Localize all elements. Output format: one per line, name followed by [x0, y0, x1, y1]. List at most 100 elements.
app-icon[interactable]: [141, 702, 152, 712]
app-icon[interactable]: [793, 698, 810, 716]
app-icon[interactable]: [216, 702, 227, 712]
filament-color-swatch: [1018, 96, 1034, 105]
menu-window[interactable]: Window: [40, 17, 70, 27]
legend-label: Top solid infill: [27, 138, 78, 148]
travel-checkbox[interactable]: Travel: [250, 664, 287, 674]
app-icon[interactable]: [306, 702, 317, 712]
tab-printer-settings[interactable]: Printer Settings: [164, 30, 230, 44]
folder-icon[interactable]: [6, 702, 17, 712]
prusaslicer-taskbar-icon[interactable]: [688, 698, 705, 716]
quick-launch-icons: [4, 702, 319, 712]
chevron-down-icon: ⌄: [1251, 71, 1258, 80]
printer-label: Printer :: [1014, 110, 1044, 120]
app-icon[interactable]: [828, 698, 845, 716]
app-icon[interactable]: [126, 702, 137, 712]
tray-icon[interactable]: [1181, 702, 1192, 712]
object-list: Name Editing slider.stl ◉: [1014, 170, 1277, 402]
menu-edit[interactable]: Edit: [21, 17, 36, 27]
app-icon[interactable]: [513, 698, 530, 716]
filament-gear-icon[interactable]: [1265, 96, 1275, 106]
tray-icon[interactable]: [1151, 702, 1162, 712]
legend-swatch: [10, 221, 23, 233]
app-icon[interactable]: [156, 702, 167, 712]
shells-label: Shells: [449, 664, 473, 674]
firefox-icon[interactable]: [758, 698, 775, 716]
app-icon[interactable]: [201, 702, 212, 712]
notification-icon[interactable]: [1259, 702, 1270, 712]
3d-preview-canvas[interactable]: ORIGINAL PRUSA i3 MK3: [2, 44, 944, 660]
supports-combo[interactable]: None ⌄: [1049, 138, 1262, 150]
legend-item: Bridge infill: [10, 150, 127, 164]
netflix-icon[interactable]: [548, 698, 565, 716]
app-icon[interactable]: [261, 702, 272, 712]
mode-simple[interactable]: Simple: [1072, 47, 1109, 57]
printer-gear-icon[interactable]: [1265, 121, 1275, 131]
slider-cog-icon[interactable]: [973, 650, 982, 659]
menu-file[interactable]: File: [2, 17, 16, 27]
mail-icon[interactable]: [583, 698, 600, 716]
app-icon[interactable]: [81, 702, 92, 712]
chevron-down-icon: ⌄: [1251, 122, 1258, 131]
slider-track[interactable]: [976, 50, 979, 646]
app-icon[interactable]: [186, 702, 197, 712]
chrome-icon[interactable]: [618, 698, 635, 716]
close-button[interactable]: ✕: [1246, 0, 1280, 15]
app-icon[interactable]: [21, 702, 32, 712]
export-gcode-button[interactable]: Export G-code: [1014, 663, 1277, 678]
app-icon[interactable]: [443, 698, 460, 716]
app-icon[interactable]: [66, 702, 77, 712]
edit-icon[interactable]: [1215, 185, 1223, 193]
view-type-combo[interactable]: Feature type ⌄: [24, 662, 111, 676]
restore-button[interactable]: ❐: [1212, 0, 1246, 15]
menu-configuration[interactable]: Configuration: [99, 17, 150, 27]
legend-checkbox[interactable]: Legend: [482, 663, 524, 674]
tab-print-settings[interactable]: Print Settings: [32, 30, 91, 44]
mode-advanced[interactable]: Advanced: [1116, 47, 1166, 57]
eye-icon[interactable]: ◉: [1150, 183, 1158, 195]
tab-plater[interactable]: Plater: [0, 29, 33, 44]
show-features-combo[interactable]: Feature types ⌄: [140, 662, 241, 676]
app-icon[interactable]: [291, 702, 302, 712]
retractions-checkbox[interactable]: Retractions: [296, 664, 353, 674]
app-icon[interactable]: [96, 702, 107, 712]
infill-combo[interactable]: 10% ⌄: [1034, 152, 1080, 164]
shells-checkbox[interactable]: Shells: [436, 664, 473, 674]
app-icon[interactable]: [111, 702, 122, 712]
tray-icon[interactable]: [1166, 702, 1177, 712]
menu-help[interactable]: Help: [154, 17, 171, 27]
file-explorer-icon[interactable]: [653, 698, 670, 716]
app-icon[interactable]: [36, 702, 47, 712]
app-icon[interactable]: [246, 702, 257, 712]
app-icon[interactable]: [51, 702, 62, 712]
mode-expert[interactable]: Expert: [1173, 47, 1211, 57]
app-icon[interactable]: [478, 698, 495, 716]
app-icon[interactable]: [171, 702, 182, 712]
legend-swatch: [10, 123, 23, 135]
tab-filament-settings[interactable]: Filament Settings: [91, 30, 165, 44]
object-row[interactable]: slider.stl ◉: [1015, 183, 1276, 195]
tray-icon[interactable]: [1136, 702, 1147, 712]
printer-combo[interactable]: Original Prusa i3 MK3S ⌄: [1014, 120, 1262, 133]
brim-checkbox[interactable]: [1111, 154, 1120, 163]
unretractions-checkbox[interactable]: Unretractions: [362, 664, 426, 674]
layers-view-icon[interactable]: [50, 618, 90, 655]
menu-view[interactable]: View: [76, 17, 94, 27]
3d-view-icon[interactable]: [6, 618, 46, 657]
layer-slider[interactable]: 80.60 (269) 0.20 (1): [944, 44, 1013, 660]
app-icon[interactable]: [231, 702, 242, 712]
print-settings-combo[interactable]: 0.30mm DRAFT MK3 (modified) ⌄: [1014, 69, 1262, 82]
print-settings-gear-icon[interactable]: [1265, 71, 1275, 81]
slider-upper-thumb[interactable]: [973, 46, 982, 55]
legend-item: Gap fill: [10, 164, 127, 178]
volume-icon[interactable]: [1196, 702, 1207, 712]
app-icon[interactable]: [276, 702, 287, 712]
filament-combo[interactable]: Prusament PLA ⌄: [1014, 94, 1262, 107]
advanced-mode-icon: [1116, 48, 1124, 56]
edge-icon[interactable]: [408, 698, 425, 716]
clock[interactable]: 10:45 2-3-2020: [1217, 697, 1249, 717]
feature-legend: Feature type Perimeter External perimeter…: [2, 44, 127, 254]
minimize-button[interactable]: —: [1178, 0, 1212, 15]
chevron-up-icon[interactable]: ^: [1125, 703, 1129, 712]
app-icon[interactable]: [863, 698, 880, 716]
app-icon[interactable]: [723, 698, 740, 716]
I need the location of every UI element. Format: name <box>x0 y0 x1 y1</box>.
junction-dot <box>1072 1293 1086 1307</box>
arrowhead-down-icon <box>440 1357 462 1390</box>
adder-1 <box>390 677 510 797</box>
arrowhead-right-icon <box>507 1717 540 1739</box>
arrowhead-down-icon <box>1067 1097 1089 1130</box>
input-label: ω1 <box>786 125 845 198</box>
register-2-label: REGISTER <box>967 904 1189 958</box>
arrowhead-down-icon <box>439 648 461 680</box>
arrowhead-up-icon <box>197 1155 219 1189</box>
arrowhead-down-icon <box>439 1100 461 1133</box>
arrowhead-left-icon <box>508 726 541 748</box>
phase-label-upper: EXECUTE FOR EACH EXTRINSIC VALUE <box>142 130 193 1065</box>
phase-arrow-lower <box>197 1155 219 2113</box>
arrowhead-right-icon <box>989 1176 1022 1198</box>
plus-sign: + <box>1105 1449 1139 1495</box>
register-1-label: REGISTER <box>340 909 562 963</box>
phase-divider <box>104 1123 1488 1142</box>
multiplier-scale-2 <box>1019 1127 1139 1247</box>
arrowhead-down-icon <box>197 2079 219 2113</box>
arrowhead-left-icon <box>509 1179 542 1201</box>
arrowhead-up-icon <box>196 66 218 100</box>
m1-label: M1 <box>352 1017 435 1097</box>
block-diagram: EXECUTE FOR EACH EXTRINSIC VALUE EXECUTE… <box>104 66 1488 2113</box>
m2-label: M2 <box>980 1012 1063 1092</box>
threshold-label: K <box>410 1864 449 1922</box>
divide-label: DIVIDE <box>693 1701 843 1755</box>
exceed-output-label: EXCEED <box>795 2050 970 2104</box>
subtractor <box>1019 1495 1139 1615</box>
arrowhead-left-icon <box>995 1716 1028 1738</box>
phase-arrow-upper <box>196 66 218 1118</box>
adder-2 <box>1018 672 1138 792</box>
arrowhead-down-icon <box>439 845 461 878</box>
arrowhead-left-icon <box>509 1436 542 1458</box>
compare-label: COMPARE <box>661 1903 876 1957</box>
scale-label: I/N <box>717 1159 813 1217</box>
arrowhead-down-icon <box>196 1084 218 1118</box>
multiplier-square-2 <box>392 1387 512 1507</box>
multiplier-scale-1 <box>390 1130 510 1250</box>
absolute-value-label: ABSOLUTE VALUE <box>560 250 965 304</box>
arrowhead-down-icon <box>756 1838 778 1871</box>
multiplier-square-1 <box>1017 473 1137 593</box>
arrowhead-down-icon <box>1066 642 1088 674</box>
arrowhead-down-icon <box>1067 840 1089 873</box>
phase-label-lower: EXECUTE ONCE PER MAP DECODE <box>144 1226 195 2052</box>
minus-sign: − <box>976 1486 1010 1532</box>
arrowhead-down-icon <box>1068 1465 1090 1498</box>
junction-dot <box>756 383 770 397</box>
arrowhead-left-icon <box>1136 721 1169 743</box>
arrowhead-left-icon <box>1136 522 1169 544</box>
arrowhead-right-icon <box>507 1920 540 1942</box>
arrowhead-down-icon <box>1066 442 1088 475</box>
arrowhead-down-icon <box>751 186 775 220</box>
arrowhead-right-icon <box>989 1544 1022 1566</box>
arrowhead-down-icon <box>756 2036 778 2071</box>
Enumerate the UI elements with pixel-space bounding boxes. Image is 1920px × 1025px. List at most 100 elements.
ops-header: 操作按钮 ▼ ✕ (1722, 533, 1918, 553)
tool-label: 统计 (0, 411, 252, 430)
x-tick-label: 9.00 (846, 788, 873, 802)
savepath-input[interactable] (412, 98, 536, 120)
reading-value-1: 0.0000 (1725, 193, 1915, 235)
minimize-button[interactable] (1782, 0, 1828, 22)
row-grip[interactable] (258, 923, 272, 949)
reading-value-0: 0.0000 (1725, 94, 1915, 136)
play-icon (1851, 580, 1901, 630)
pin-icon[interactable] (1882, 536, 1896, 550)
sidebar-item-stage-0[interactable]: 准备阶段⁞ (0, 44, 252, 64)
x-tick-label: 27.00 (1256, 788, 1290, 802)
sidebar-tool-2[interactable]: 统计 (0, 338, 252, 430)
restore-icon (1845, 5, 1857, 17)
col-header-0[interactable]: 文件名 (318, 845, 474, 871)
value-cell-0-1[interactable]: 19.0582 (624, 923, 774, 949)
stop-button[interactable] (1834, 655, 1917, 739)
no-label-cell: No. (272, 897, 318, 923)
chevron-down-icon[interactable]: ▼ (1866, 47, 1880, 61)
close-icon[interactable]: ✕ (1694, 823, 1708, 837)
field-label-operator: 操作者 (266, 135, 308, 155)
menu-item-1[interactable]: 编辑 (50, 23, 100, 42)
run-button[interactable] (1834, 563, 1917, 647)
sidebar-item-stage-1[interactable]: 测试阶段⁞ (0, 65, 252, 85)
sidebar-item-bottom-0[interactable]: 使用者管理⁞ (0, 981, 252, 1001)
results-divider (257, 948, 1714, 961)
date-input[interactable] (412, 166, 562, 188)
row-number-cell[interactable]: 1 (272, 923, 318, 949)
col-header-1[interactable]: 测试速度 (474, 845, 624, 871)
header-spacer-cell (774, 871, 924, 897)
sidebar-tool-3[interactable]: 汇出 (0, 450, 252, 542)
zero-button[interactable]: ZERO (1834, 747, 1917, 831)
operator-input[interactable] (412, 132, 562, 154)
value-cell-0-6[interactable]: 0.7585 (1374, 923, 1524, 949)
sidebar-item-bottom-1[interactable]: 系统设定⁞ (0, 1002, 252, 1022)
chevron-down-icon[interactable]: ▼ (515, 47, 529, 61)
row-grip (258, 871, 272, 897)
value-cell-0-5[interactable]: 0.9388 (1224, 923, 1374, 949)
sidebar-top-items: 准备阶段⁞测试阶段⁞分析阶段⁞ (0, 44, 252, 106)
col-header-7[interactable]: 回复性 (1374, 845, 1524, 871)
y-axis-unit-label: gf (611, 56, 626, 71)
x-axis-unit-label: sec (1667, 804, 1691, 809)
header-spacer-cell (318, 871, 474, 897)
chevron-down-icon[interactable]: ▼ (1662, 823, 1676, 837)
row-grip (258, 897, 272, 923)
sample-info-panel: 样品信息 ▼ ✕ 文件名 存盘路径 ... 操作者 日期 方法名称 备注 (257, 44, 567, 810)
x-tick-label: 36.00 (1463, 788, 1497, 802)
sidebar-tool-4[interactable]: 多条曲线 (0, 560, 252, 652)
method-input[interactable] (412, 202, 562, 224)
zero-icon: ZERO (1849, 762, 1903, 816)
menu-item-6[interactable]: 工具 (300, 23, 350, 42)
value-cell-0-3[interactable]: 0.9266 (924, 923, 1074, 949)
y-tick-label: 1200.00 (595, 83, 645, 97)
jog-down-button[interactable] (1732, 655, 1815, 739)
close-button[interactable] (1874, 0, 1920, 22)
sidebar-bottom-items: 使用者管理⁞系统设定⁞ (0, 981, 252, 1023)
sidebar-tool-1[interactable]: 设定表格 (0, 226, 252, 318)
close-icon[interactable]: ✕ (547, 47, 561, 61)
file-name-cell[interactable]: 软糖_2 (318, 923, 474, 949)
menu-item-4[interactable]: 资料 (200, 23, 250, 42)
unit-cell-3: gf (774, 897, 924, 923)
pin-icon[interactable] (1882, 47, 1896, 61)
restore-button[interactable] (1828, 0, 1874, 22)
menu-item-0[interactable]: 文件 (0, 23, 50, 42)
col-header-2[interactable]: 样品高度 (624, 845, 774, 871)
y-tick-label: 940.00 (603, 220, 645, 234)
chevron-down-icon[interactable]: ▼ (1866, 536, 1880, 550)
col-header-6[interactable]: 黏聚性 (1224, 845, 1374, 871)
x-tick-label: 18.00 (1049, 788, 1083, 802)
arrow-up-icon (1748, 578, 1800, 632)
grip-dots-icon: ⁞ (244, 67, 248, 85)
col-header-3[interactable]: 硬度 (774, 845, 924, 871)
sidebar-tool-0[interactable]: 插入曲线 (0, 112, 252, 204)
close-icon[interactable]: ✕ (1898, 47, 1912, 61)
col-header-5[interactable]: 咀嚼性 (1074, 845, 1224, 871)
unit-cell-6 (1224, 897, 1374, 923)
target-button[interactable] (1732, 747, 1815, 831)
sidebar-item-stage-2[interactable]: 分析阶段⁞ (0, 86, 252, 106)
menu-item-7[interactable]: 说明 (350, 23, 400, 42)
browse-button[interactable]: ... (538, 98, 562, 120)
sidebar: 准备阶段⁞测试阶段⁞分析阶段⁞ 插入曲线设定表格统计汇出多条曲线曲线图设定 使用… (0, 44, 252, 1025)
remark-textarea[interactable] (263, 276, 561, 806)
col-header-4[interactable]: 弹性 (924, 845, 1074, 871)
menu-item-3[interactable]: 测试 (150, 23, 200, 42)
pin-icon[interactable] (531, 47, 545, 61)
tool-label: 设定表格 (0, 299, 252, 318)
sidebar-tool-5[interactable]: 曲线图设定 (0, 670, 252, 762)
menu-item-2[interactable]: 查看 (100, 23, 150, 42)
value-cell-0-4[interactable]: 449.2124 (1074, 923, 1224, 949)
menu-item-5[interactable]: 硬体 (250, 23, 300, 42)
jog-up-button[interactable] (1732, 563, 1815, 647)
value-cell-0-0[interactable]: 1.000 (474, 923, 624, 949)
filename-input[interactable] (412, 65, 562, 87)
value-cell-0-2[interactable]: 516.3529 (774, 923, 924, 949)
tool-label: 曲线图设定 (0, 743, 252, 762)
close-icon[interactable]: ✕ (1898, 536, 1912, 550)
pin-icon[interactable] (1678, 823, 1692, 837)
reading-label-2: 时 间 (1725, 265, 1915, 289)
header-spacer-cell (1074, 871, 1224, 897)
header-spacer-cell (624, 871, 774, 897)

● ● ● ●

**Written problem:** Reproduce the material verbatim from its first line through the line containing "filament-color-swatch: [1018, 96, 1034, 105]", including both of those lines.

**Response to the exercise:**
Localize all elements. Output format: one per line, name followed by [x0, y0, x1, y1]. List at most 100 elements.
app-icon[interactable]: [141, 702, 152, 712]
app-icon[interactable]: [793, 698, 810, 716]
app-icon[interactable]: [216, 702, 227, 712]
filament-color-swatch: [1018, 96, 1034, 105]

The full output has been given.